» SOURCE EXCERPT:
• • • •

Mulling Over Feedback from a Law-Firm In-House Seminar

I used to be reticent about asking for feedback after giving an in-house seminar—heaven forbid that I should be a nuisance! But I now make a point of asking for such feedback. I’m acutely aware that my seminars are a mixture of bad news (Everything you know is wrong!) and good news (Here’s how to fix it!), and so it’s important for me to have a good sense of how my message is being received.

With that in mind, I’ve been mulling over the feedback from a three-hour “Contract Drafting—Language and Layout” seminar I gave late last year at a well-known mid-size Washington, D.C. law firm. On the off chance that any of you might find it of interest, here’s the gist of it.

But before you leap in, bear in mind that because this was an in-house seminar for mostly first- and second-year associates, it meant the audience was both captive and inexperienced. I find that makes for distinctive feedback.

Positive Feedback

The feeback was sent me by the professional development manager. I asked that she give me her thoughts, too, as she could be counted on to have a rather broader perspective than the participants. Her verdict:

You had a great impact here, a lot of partners were requesting your book after the presentation and were very interested in it.

As for the 18 participants, if I combine the responses to the various questions, 85% were strongly favorable or favorable, and the rest were neutral, apart from one outlier response to one of the questions. Below is a selection of the positive things they had to say.

Mr. Adams did a good job of making broad introductions to the drafting and style points covered in the manual. It was a well-organized and though-out presentation.

The book is great. I’m glad I got to take one with me. I think it will be a very handy reference.

The portion on kinds of language and how they function in a contract was incredible—especially seeing how a misplaced “shall” can really change the meaning of a provision.

He did a great job of picking out a few important but succinct points to cover in his presentation, without trying to cover everything in his book.

The presentation … demonstrated in a memorable way the problems of ambiguity that can arise from bad drafting habits.

The topic really applies in day-to-day lawyer life, and I think it was the perfect time to attend for 1st and 2nd year attorneys. It answered A LOT of the questions that I have wanted to ask before but, given project deadlines, felt that it would waste time to ask.

I thought he did a phenomenal job packing actual useful information into a tight time frame, and he often distilled the philosophy behind his choices into nuggets that could be useful in more than one situation in the future.

It was kind of like Guberman for contracts, and considering how great Guberman is, that’s a big compliment.

The final comment was my favorite! Guberman is Ross Guberman, an inordinately successful legal-writing guy, and an email buddy.

Feedback that Raised Questions

Here’s some feedback that didn’t relate so much to the quality of the seminar but instead raised important questions about how, if at all, the participants could make use of what was discussed in the seminar:

This was a very useful program. However, unless partners agree with what was taught, we will not be able to implement many of the suggestions.

At every seminar, this is the elephant in the room. It’s why I suggest that a partner or two attend, but even that only goes so far towards addressing the issue, as each partner will likely have their own preferences.

• • • •

» WHAT IS ASKED:
(1) Render this sentence from the post on seminar feedback in French: "I find that makes for distinctive feedback."
(2) Write out the passage of the post on seminar feedback word for word. Begin at the words "You had a great" and stop after "had to say.".

» RECORDED INFORMATION:
• • • •

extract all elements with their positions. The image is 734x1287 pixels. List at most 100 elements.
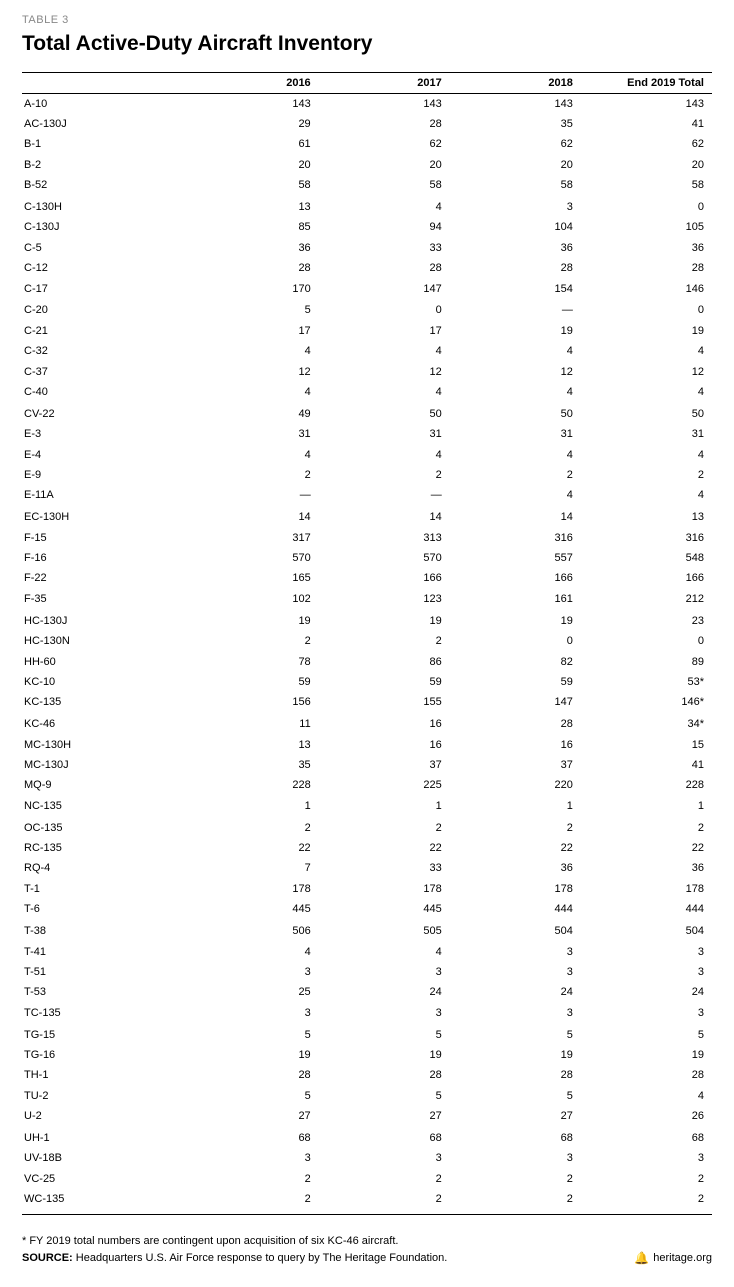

• • • •

» SOLUTIONS TO EACH TASK:
(1) Je constate que cela donne lieu à des commentaires singuliers.

(2)
You had a great impact here, a lot of partners were requesting your book after the presentation and were very interested in it.

As for the 18 participants, if I combine the responses to the various questions, 85% were strongly favorable or favorable, and the rest were neutral, apart from one outlier response to one of the questions. Below is a selection of the positive things they had to say.